• _Problem description_: Leave the pictures out and print every record below exactly as it stands.

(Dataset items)
########################################
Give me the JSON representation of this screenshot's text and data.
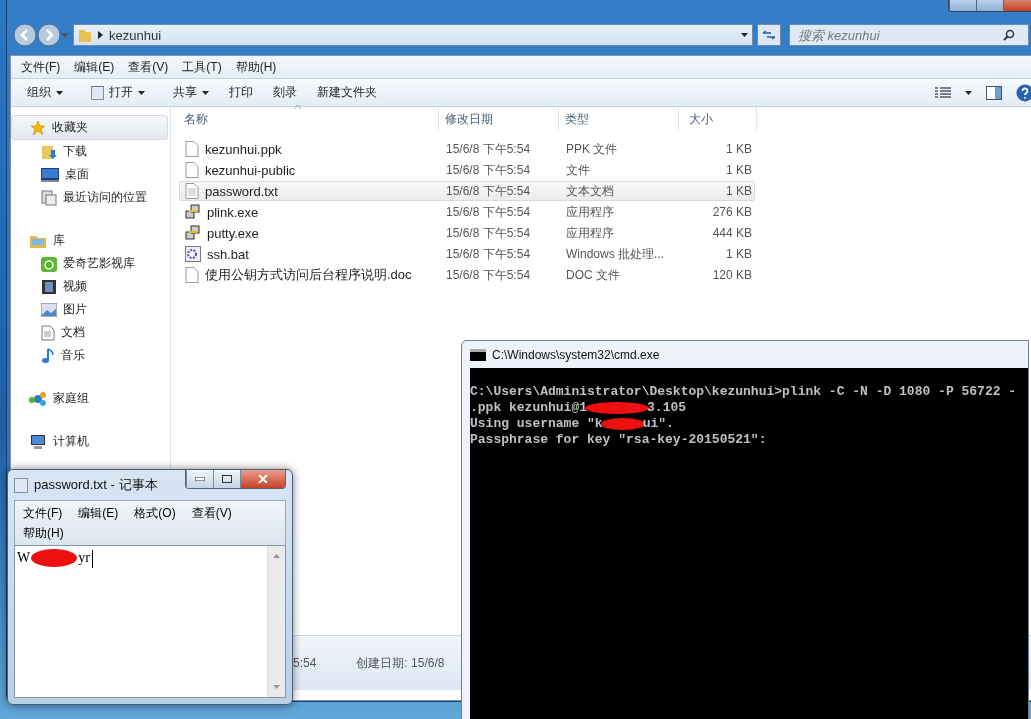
{
  "explorer": {
    "address": {
      "path": "kezunhui"
    },
    "search": {
      "placeholder": "搜索 kezunhui"
    },
    "menu": [
      "文件(F)",
      "编辑(E)",
      "查看(V)",
      "工具(T)",
      "帮助(H)"
    ],
    "toolbar": [
      {
        "label": "组织",
        "kind": "dropdown"
      },
      {
        "label": "打开",
        "kind": "open"
      },
      {
        "label": "共享",
        "kind": "dropdown"
      },
      {
        "label": "打印",
        "kind": "plain"
      },
      {
        "label": "刻录",
        "kind": "plain"
      },
      {
        "label": "新建文件夹",
        "kind": "plain"
      }
    ],
    "sidebar": [
      {
        "label": "收藏夹",
        "kind": "star",
        "selected": true,
        "children": [
          {
            "label": "下载",
            "kind": "download"
          },
          {
            "label": "桌面",
            "kind": "desktop"
          },
          {
            "label": "最近访问的位置",
            "kind": "recent"
          }
        ]
      },
      {
        "label": "库",
        "kind": "library",
        "selected": false,
        "children": [
          {
            "label": "爱奇艺影视库",
            "kind": "media"
          },
          {
            "label": "视频",
            "kind": "video"
          },
          {
            "label": "图片",
            "kind": "image"
          },
          {
            "label": "文档",
            "kind": "doc"
          },
          {
            "label": "音乐",
            "kind": "music"
          }
        ]
      },
      {
        "label": "家庭组",
        "kind": "homegroup",
        "selected": false
      },
      {
        "label": "计算机",
        "kind": "computer",
        "selected": false
      }
    ],
    "columns": [
      "名称",
      "修改日期",
      "类型",
      "大小"
    ],
    "files": [
      {
        "name": "kezunhui.ppk",
        "kind": "file",
        "modified": "15/6/8 下午5:54",
        "type": "PPK 文件",
        "size": "1 KB",
        "selected": false
      },
      {
        "name": "kezunhui-public",
        "kind": "file",
        "modified": "15/6/8 下午5:54",
        "type": "文件",
        "size": "1 KB",
        "selected": false
      },
      {
        "name": "password.txt",
        "kind": "text",
        "modified": "15/6/8 下午5:54",
        "type": "文本文档",
        "size": "1 KB",
        "selected": true
      },
      {
        "name": "plink.exe",
        "kind": "app",
        "modified": "15/6/8 下午5:54",
        "type": "应用程序",
        "size": "276 KB",
        "selected": false
      },
      {
        "name": "putty.exe",
        "kind": "app",
        "modified": "15/6/8 下午5:54",
        "type": "应用程序",
        "size": "444 KB",
        "selected": false
      },
      {
        "name": "ssh.bat",
        "kind": "batch",
        "modified": "15/6/8 下午5:54",
        "type": "Windows 批处理...",
        "size": "1 KB",
        "selected": false
      },
      {
        "name": "使用公钥方式访问后台程序说明.doc",
        "kind": "file",
        "modified": "15/6/8 下午5:54",
        "type": "DOC 文件",
        "size": "120 KB",
        "selected": false
      }
    ],
    "details": {
      "modified": "5:54",
      "created": "创建日期: 15/6/8"
    }
  },
  "cmd": {
    "title": "C:\\Windows\\system32\\cmd.exe",
    "lines": [
      {
        "parts": [
          "C:\\Users\\Administrator\\Desktop\\kezunhui>plink -C -N -D 1080 -P 56722 -"
        ]
      },
      {
        "parts": [
          ".ppk kezunhui@1",
          "3.105"
        ]
      },
      {
        "parts": [
          "Using username \"k",
          "ui\"."
        ]
      },
      {
        "parts": [
          "Passphrase for key \"rsa-key-20150521\":"
        ]
      }
    ]
  },
  "notepad": {
    "title": "password.txt - 记事本",
    "menu": [
      "文件(F)",
      "编辑(E)",
      "格式(O)",
      "查看(V)",
      "帮助(H)"
    ],
    "content": [
      "W",
      "yr"
    ]
  }
}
########################################
• _Right answer_:
Give me the JSON representation of this screenshot's text and data.
{
  "explorer": {
    "address": {
      "path": "kezunhui"
    },
    "search": {
      "placeholder": "搜索 kezunhui"
    },
    "menu": [
      "文件(F)",
      "编辑(E)",
      "查看(V)",
      "工具(T)",
      "帮助(H)"
    ],
    "toolbar": [
      {
        "label": "组织",
        "kind": "dropdown"
      },
      {
        "label": "打开",
        "kind": "open"
      },
      {
        "label": "共享",
        "kind": "dropdown"
      },
      {
        "label": "打印",
        "kind": "plain"
      },
      {
        "label": "刻录",
        "kind": "plain"
      },
      {
        "label": "新建文件夹",
        "kind": "plain"
      }
    ],
    "sidebar": [
      {
        "label": "收藏夹",
        "kind": "star",
        "selected": true,
        "children": [
          {
            "label": "下载",
            "kind": "download"
          },
          {
            "label": "桌面",
            "kind": "desktop"
          },
          {
            "label": "最近访问的位置",
            "kind": "recent"
          }
        ]
      },
      {
        "label": "库",
        "kind": "library",
        "selected": false,
        "children": [
          {
            "label": "爱奇艺影视库",
            "kind": "media"
          },
          {
            "label": "视频",
            "kind": "video"
          },
          {
            "label": "图片",
            "kind": "image"
          },
          {
            "label": "文档",
            "kind": "doc"
          },
          {
            "label": "音乐",
            "kind": "music"
          }
        ]
      },
      {
        "label": "家庭组",
        "kind": "homegroup",
        "selected": false
      },
      {
        "label": "计算机",
        "kind": "computer",
        "selected": false
      }
    ],
    "columns": [
      "名称",
      "修改日期",
      "类型",
      "大小"
    ],
    "files": [
      {
        "name": "kezunhui.ppk",
        "kind": "file",
        "modified": "15/6/8 下午5:54",
        "type": "PPK 文件",
        "size": "1 KB",
        "selected": false
      },
      {
        "name": "kezunhui-public",
        "kind": "file",
        "modified": "15/6/8 下午5:54",
        "type": "文件",
        "size": "1 KB",
        "selected": false
      },
      {
        "name": "password.txt",
        "kind": "text",
        "modified": "15/6/8 下午5:54",
        "type": "文本文档",
        "size": "1 KB",
        "selected": true
      },
      {
        "name": "plink.exe",
        "kind": "app",
        "modified": "15/6/8 下午5:54",
        "type": "应用程序",
        "size": "276 KB",
        "selected": false
      },
      {
        "name": "putty.exe",
        "kind": "app",
        "modified": "15/6/8 下午5:54",
        "type": "应用程序",
        "size": "444 KB",
        "selected": false
      },
      {
        "name": "ssh.bat",
        "kind": "batch",
        "modified": "15/6/8 下午5:54",
        "type": "Windows 批处理...",
        "size": "1 KB",
        "selected": false
      },
      {
        "name": "使用公钥方式访问后台程序说明.doc",
        "kind": "file",
        "modified": "15/6/8 下午5:54",
        "type": "DOC 文件",
        "size": "120 KB",
        "selected": false
      }
    ],
    "details": {
      "modified": "5:54",
      "created": "创建日期: 15/6/8"
    }
  },
  "cmd": {
    "title": "C:\\Windows\\system32\\cmd.exe",
    "lines": [
      {
        "parts": [
          "C:\\Users\\Administrator\\Desktop\\kezunhui>plink -C -N -D 1080 -P 56722 -"
        ]
      },
      {
        "parts": [
          ".ppk kezunhui@1",
          "3.105"
        ]
      },
      {
        "parts": [
          "Using username \"k",
          "ui\"."
        ]
      },
      {
        "parts": [
          "Passphrase for key \"rsa-key-20150521\":"
        ]
      }
    ]
  },
  "notepad": {
    "title": "password.txt - 记事本",
    "menu": [
      "文件(F)",
      "编辑(E)",
      "格式(O)",
      "查看(V)",
      "帮助(H)"
    ],
    "content": [
      "W",
      "yr"
    ]
  }
}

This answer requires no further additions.